(begin)

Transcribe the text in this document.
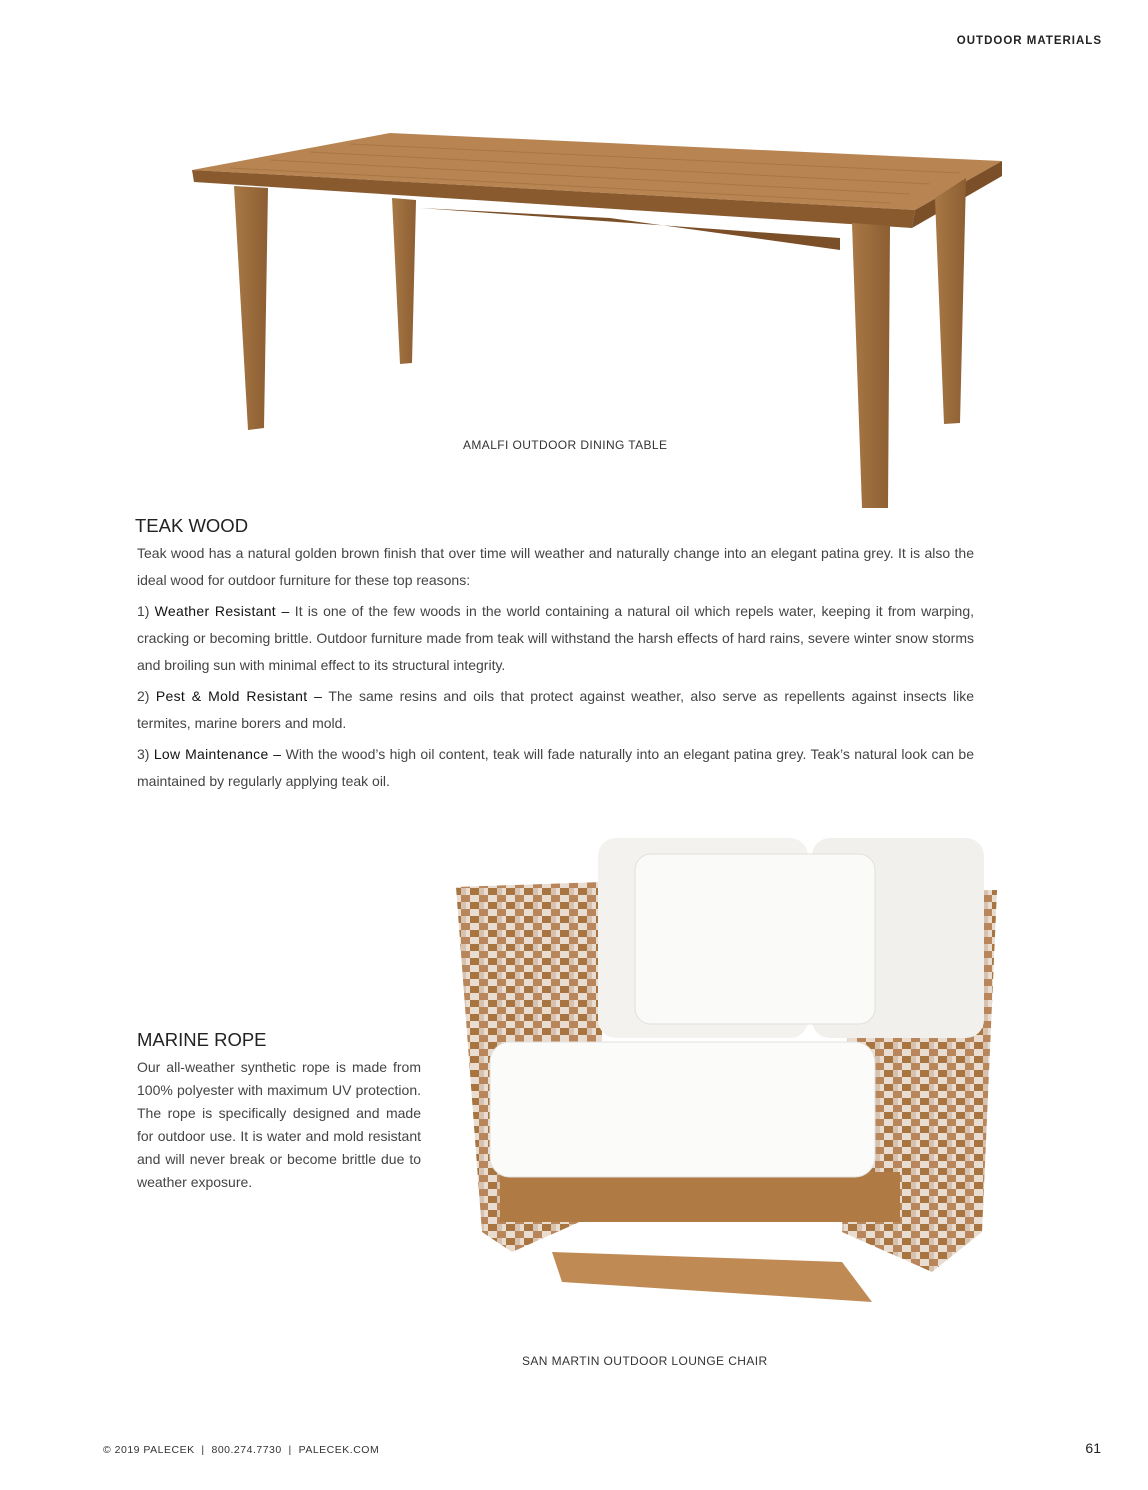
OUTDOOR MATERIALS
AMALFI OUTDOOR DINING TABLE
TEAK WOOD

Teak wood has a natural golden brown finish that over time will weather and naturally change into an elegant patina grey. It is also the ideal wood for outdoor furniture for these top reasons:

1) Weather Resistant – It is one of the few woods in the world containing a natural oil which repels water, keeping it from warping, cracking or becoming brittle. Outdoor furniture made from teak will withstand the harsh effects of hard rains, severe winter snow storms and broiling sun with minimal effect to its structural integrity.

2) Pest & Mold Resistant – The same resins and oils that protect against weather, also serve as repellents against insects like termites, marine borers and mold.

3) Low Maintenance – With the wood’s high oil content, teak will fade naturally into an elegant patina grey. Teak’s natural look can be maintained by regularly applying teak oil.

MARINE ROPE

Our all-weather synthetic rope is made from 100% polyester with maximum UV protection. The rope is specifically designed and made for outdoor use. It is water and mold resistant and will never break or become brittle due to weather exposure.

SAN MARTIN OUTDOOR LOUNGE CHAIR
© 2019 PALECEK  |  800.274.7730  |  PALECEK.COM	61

(end)

◆ **TASK GOAL**: Please list every line of the records that contains "mold".

◆ **SOLUTION**:
2) Pest & Mold Resistant – The same resins and oils that protect against weather, also serve as repellents against insects like termites, marine borers and mold.
Our all-weather synthetic rope is made from 100% polyester with maximum UV protection. The rope is specifically designed and made for outdoor use. It is water and mold resistant and will never break or become brittle due to weather exposure.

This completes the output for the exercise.